→ EXTRACTED RECORDS:
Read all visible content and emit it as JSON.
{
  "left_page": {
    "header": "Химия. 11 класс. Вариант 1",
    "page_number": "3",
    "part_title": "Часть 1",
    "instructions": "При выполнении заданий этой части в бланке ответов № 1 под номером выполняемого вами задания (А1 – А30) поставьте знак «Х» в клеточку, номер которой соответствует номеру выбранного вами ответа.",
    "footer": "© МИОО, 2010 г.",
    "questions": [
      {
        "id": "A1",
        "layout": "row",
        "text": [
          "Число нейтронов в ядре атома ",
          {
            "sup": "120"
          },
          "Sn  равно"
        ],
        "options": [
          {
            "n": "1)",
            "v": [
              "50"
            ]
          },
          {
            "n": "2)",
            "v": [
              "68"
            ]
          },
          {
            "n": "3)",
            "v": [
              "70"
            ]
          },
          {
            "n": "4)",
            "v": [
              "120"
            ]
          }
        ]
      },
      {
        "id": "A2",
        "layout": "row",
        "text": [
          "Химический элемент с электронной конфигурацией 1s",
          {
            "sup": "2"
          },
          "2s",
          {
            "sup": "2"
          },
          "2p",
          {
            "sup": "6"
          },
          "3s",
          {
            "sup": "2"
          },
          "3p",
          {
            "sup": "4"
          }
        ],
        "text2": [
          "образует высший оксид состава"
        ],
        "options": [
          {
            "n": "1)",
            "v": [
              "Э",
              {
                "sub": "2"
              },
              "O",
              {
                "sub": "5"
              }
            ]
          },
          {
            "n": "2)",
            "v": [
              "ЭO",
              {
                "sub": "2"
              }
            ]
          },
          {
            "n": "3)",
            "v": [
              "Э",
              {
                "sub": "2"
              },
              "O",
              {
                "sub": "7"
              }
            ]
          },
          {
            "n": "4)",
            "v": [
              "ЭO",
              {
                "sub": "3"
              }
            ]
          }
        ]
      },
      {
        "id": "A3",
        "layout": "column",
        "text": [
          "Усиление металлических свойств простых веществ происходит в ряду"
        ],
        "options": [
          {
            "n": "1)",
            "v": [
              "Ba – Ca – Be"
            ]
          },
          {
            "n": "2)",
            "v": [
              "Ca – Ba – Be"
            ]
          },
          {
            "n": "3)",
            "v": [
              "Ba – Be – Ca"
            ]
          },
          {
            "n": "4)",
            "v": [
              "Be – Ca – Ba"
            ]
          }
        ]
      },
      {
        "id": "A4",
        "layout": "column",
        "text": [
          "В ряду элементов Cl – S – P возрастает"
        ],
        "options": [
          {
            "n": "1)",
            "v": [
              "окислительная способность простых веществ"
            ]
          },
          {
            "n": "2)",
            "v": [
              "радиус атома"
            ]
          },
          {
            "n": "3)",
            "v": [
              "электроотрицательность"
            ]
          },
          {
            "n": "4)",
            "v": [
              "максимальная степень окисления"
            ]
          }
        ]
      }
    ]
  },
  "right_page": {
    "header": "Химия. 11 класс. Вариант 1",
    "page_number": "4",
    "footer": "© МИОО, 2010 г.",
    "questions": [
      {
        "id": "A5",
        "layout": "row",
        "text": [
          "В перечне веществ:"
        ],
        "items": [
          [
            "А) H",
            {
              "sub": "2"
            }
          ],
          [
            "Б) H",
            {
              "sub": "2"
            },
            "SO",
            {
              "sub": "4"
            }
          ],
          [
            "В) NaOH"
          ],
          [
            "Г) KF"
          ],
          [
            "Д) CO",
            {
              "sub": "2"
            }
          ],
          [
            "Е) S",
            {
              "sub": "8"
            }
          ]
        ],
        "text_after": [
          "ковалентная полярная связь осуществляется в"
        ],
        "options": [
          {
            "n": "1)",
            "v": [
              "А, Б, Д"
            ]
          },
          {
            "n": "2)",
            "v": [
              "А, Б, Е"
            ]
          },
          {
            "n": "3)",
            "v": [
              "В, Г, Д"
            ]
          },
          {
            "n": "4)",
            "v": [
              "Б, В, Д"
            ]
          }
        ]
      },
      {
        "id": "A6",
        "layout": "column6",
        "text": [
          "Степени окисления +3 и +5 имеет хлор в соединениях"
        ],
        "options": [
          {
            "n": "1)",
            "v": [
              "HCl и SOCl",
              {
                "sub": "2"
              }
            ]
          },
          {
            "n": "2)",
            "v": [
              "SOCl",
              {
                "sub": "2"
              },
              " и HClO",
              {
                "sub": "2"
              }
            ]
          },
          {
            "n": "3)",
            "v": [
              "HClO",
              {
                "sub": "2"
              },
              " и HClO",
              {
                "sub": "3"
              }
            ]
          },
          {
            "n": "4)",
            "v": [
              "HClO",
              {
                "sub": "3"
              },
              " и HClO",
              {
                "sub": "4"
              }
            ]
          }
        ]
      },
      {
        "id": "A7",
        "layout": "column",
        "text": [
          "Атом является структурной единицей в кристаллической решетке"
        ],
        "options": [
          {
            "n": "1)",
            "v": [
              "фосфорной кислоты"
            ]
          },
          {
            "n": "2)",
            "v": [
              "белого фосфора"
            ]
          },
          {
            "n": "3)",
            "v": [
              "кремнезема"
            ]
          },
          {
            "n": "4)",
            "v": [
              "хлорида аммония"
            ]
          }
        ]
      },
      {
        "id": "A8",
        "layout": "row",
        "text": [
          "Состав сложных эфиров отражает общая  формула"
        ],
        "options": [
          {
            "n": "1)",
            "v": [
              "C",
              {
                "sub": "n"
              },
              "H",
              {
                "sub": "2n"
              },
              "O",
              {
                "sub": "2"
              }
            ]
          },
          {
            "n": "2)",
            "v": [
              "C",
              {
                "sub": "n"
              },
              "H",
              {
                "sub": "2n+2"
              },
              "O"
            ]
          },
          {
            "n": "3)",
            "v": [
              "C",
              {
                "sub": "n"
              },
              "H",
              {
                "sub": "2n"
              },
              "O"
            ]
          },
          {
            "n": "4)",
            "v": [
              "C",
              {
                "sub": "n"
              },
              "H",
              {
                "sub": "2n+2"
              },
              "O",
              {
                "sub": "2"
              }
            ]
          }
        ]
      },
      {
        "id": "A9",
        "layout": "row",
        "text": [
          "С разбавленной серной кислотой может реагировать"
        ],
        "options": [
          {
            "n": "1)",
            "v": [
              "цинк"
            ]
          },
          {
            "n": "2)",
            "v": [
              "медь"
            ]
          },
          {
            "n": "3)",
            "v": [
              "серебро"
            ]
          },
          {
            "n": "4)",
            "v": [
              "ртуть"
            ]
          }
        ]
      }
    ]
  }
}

→ INSTRUCTIONS FOR THE TASK: Return each entry from above without altering a single character.

→ RESULT OF THIS TASK:
Read all visible content and emit it as JSON.
{
  "left_page": {
    "header": "Химия. 11 класс. Вариант 1",
    "page_number": "3",
    "part_title": "Часть 1",
    "instructions": "При выполнении заданий этой части в бланке ответов № 1 под номером выполняемого вами задания (А1 – А30) поставьте знак «Х» в клеточку, номер которой соответствует номеру выбранного вами ответа.",
    "footer": "© МИОО, 2010 г.",
    "questions": [
      {
        "id": "A1",
        "layout": "row",
        "text": [
          "Число нейтронов в ядре атома ",
          {
            "sup": "120"
          },
          "Sn  равно"
        ],
        "options": [
          {
            "n": "1)",
            "v": [
              "50"
            ]
          },
          {
            "n": "2)",
            "v": [
              "68"
            ]
          },
          {
            "n": "3)",
            "v": [
              "70"
            ]
          },
          {
            "n": "4)",
            "v": [
              "120"
            ]
          }
        ]
      },
      {
        "id": "A2",
        "layout": "row",
        "text": [
          "Химический элемент с электронной конфигурацией 1s",
          {
            "sup": "2"
          },
          "2s",
          {
            "sup": "2"
          },
          "2p",
          {
            "sup": "6"
          },
          "3s",
          {
            "sup": "2"
          },
          "3p",
          {
            "sup": "4"
          }
        ],
        "text2": [
          "образует высший оксид состава"
        ],
        "options": [
          {
            "n": "1)",
            "v": [
              "Э",
              {
                "sub": "2"
              },
              "O",
              {
                "sub": "5"
              }
            ]
          },
          {
            "n": "2)",
            "v": [
              "ЭO",
              {
                "sub": "2"
              }
            ]
          },
          {
            "n": "3)",
            "v": [
              "Э",
              {
                "sub": "2"
              },
              "O",
              {
                "sub": "7"
              }
            ]
          },
          {
            "n": "4)",
            "v": [
              "ЭO",
              {
                "sub": "3"
              }
            ]
          }
        ]
      },
      {
        "id": "A3",
        "layout": "column",
        "text": [
          "Усиление металлических свойств простых веществ происходит в ряду"
        ],
        "options": [
          {
            "n": "1)",
            "v": [
              "Ba – Ca – Be"
            ]
          },
          {
            "n": "2)",
            "v": [
              "Ca – Ba – Be"
            ]
          },
          {
            "n": "3)",
            "v": [
              "Ba – Be – Ca"
            ]
          },
          {
            "n": "4)",
            "v": [
              "Be – Ca – Ba"
            ]
          }
        ]
      },
      {
        "id": "A4",
        "layout": "column",
        "text": [
          "В ряду элементов Cl – S – P возрастает"
        ],
        "options": [
          {
            "n": "1)",
            "v": [
              "окислительная способность простых веществ"
            ]
          },
          {
            "n": "2)",
            "v": [
              "радиус атома"
            ]
          },
          {
            "n": "3)",
            "v": [
              "электроотрицательность"
            ]
          },
          {
            "n": "4)",
            "v": [
              "максимальная степень окисления"
            ]
          }
        ]
      }
    ]
  },
  "right_page": {
    "header": "Химия. 11 класс. Вариант 1",
    "page_number": "4",
    "footer": "© МИОО, 2010 г.",
    "questions": [
      {
        "id": "A5",
        "layout": "row",
        "text": [
          "В перечне веществ:"
        ],
        "items": [
          [
            "А) H",
            {
              "sub": "2"
            }
          ],
          [
            "Б) H",
            {
              "sub": "2"
            },
            "SO",
            {
              "sub": "4"
            }
          ],
          [
            "В) NaOH"
          ],
          [
            "Г) KF"
          ],
          [
            "Д) CO",
            {
              "sub": "2"
            }
          ],
          [
            "Е) S",
            {
              "sub": "8"
            }
          ]
        ],
        "text_after": [
          "ковалентная полярная связь осуществляется в"
        ],
        "options": [
          {
            "n": "1)",
            "v": [
              "А, Б, Д"
            ]
          },
          {
            "n": "2)",
            "v": [
              "А, Б, Е"
            ]
          },
          {
            "n": "3)",
            "v": [
              "В, Г, Д"
            ]
          },
          {
            "n": "4)",
            "v": [
              "Б, В, Д"
            ]
          }
        ]
      },
      {
        "id": "A6",
        "layout": "column6",
        "text": [
          "Степени окисления +3 и +5 имеет хлор в соединениях"
        ],
        "options": [
          {
            "n": "1)",
            "v": [
              "HCl и SOCl",
              {
                "sub": "2"
              }
            ]
          },
          {
            "n": "2)",
            "v": [
              "SOCl",
              {
                "sub": "2"
              },
              " и HClO",
              {
                "sub": "2"
              }
            ]
          },
          {
            "n": "3)",
            "v": [
              "HClO",
              {
                "sub": "2"
              },
              " и HClO",
              {
                "sub": "3"
              }
            ]
          },
          {
            "n": "4)",
            "v": [
              "HClO",
              {
                "sub": "3"
              },
              " и HClO",
              {
                "sub": "4"
              }
            ]
          }
        ]
      },
      {
        "id": "A7",
        "layout": "column",
        "text": [
          "Атом является структурной единицей в кристаллической решетке"
        ],
        "options": [
          {
            "n": "1)",
            "v": [
              "фосфорной кислоты"
            ]
          },
          {
            "n": "2)",
            "v": [
              "белого фосфора"
            ]
          },
          {
            "n": "3)",
            "v": [
              "кремнезема"
            ]
          },
          {
            "n": "4)",
            "v": [
              "хлорида аммония"
            ]
          }
        ]
      },
      {
        "id": "A8",
        "layout": "row",
        "text": [
          "Состав сложных эфиров отражает общая  формула"
        ],
        "options": [
          {
            "n": "1)",
            "v": [
              "C",
              {
                "sub": "n"
              },
              "H",
              {
                "sub": "2n"
              },
              "O",
              {
                "sub": "2"
              }
            ]
          },
          {
            "n": "2)",
            "v": [
              "C",
              {
                "sub": "n"
              },
              "H",
              {
                "sub": "2n+2"
              },
              "O"
            ]
          },
          {
            "n": "3)",
            "v": [
              "C",
              {
                "sub": "n"
              },
              "H",
              {
                "sub": "2n"
              },
              "O"
            ]
          },
          {
            "n": "4)",
            "v": [
              "C",
              {
                "sub": "n"
              },
              "H",
              {
                "sub": "2n+2"
              },
              "O",
              {
                "sub": "2"
              }
            ]
          }
        ]
      },
      {
        "id": "A9",
        "layout": "row",
        "text": [
          "С разбавленной серной кислотой может реагировать"
        ],
        "options": [
          {
            "n": "1)",
            "v": [
              "цинк"
            ]
          },
          {
            "n": "2)",
            "v": [
              "медь"
            ]
          },
          {
            "n": "3)",
            "v": [
              "серебро"
            ]
          },
          {
            "n": "4)",
            "v": [
              "ртуть"
            ]
          }
        ]
      }
    ]
  }
}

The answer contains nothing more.